Stated goal:
Starting from the line containing "Read all visible content and emit it as JSON.", give again every line through the end of the entries, word for word. Pictures stay out of the copy.

Records for the exercise:
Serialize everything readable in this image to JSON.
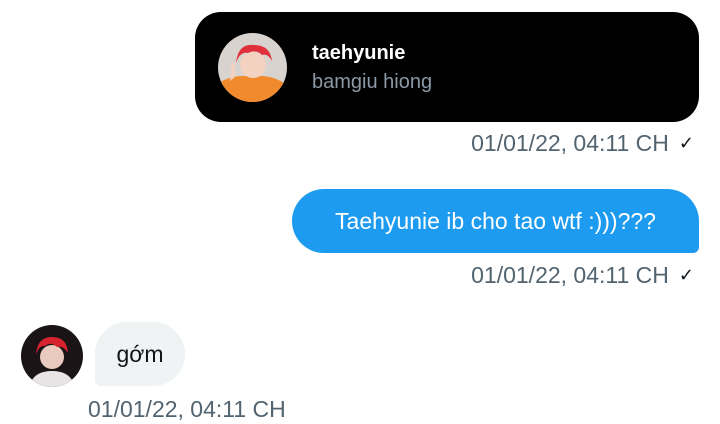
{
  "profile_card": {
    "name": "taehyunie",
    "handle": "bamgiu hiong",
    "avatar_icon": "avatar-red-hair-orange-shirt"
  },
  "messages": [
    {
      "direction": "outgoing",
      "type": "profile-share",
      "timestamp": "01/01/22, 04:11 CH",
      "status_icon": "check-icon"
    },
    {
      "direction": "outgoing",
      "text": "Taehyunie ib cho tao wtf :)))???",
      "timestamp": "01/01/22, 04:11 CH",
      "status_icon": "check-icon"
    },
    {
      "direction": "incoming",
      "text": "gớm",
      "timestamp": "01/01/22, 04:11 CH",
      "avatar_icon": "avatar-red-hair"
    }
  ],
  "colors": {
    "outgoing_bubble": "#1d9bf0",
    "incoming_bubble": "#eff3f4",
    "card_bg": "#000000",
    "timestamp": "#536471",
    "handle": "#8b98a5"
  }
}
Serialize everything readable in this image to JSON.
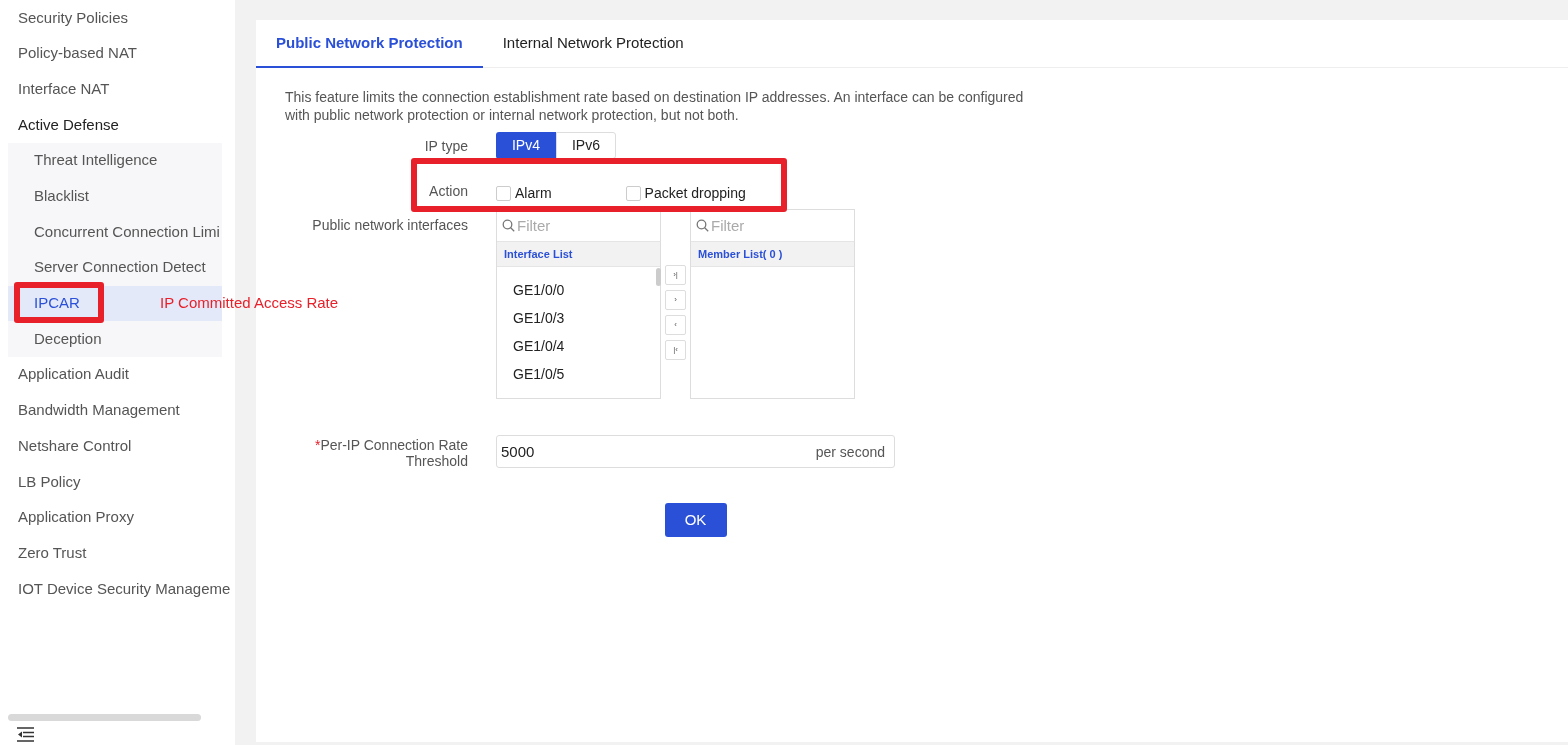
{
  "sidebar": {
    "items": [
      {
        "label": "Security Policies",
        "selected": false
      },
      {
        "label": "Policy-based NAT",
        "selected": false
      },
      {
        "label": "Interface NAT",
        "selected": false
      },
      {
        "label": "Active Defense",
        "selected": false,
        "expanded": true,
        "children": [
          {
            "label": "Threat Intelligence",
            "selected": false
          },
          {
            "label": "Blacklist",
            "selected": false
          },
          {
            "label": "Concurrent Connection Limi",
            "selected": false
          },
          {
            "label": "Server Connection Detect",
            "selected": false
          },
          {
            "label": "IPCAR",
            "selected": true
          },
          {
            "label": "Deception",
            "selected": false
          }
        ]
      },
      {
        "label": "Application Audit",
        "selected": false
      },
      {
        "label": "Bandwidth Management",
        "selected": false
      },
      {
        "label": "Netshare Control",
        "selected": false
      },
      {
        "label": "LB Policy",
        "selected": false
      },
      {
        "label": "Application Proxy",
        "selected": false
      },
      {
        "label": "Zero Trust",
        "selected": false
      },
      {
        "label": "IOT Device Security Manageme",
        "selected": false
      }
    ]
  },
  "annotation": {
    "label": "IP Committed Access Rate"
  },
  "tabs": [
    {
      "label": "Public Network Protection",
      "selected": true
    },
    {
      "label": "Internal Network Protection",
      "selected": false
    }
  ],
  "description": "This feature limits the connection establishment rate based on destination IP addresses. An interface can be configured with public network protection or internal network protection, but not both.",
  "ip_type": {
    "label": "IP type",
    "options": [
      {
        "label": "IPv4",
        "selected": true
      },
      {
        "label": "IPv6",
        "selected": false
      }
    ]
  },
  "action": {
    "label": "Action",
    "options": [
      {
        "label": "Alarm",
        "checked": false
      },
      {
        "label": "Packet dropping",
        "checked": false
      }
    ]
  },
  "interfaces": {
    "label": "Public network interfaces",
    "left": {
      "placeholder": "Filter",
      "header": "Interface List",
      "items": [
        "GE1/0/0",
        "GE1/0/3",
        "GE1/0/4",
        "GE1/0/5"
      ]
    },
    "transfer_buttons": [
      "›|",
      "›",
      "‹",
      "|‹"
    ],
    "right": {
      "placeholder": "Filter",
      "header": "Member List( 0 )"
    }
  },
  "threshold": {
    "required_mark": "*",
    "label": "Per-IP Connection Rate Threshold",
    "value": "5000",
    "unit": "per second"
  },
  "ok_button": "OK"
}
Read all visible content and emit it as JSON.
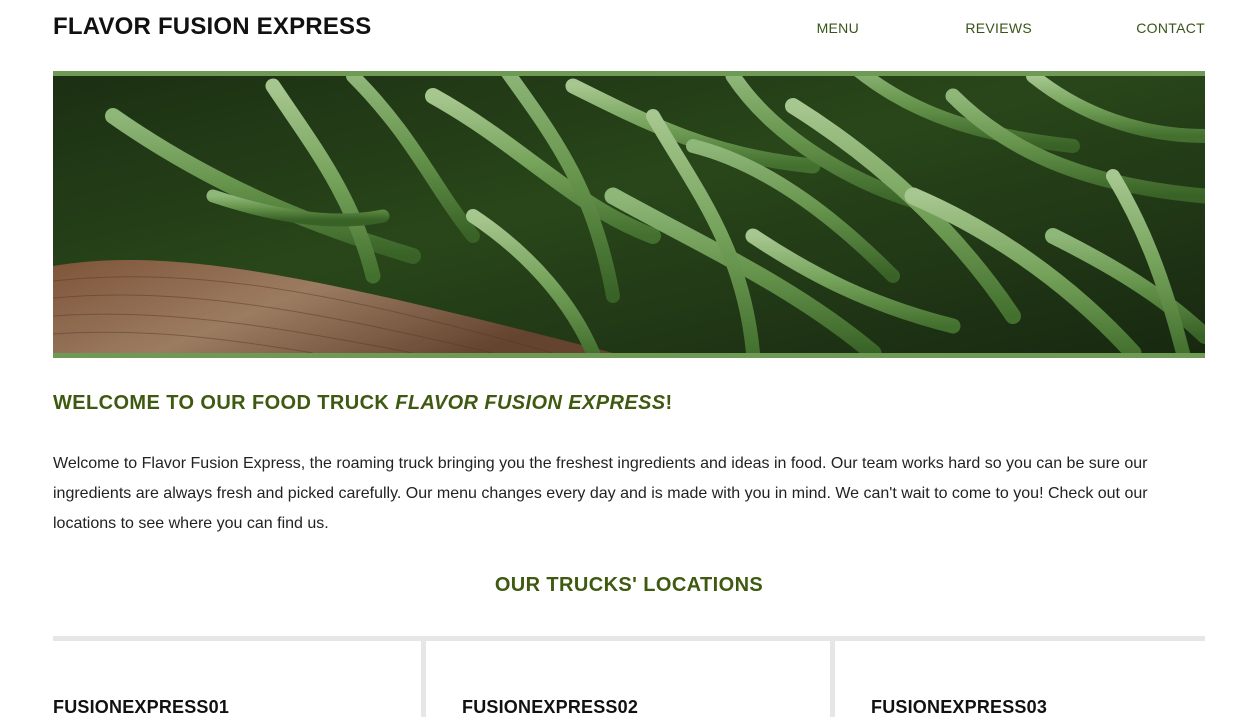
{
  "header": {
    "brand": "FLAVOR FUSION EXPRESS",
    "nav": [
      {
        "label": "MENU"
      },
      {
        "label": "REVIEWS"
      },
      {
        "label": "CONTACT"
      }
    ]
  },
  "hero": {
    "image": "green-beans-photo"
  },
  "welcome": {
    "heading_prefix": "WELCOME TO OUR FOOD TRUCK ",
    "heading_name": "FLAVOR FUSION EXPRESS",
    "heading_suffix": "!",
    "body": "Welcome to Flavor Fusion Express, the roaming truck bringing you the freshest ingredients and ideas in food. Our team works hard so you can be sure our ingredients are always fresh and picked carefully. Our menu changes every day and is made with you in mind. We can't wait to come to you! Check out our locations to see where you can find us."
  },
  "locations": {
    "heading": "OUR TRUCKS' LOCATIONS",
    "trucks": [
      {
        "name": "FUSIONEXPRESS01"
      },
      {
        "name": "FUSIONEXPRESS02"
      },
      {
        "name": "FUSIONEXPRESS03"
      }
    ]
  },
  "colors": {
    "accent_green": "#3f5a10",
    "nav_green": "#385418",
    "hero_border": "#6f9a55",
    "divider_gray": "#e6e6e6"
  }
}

Problem solution:
Read all visible content and emit it as JSON.
{
  "header": {
    "brand": "FLAVOR FUSION EXPRESS",
    "nav": [
      {
        "label": "MENU"
      },
      {
        "label": "REVIEWS"
      },
      {
        "label": "CONTACT"
      }
    ]
  },
  "hero": {
    "image": "green-beans-photo"
  },
  "welcome": {
    "heading_prefix": "WELCOME TO OUR FOOD TRUCK ",
    "heading_name": "FLAVOR FUSION EXPRESS",
    "heading_suffix": "!",
    "body": "Welcome to Flavor Fusion Express, the roaming truck bringing you the freshest ingredients and ideas in food. Our team works hard so you can be sure our ingredients are always fresh and picked carefully. Our menu changes every day and is made with you in mind. We can't wait to come to you! Check out our locations to see where you can find us."
  },
  "locations": {
    "heading": "OUR TRUCKS' LOCATIONS",
    "trucks": [
      {
        "name": "FUSIONEXPRESS01"
      },
      {
        "name": "FUSIONEXPRESS02"
      },
      {
        "name": "FUSIONEXPRESS03"
      }
    ]
  },
  "colors": {
    "accent_green": "#3f5a10",
    "nav_green": "#385418",
    "hero_border": "#6f9a55",
    "divider_gray": "#e6e6e6"
  }
}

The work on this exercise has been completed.